___ Supplied information

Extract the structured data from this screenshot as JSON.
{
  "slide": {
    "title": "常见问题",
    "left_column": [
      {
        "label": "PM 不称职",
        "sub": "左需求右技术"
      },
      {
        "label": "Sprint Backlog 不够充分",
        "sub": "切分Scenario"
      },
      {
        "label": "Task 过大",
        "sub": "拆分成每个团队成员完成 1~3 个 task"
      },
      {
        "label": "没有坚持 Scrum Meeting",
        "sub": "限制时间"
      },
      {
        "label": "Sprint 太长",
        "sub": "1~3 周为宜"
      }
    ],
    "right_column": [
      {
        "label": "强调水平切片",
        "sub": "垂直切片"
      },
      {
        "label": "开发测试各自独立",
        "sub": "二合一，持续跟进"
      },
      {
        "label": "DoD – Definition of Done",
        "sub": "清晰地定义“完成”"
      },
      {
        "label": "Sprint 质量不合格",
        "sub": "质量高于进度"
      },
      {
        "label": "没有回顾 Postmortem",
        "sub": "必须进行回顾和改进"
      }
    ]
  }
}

______

Exercise:
Transcribe every entry verbatim.

Exercise solution:
Extract the structured data from this screenshot as JSON.
{
  "slide": {
    "title": "常见问题",
    "left_column": [
      {
        "label": "PM 不称职",
        "sub": "左需求右技术"
      },
      {
        "label": "Sprint Backlog 不够充分",
        "sub": "切分Scenario"
      },
      {
        "label": "Task 过大",
        "sub": "拆分成每个团队成员完成 1~3 个 task"
      },
      {
        "label": "没有坚持 Scrum Meeting",
        "sub": "限制时间"
      },
      {
        "label": "Sprint 太长",
        "sub": "1~3 周为宜"
      }
    ],
    "right_column": [
      {
        "label": "强调水平切片",
        "sub": "垂直切片"
      },
      {
        "label": "开发测试各自独立",
        "sub": "二合一，持续跟进"
      },
      {
        "label": "DoD – Definition of Done",
        "sub": "清晰地定义“完成”"
      },
      {
        "label": "Sprint 质量不合格",
        "sub": "质量高于进度"
      },
      {
        "label": "没有回顾 Postmortem",
        "sub": "必须进行回顾和改进"
      }
    ]
  }
}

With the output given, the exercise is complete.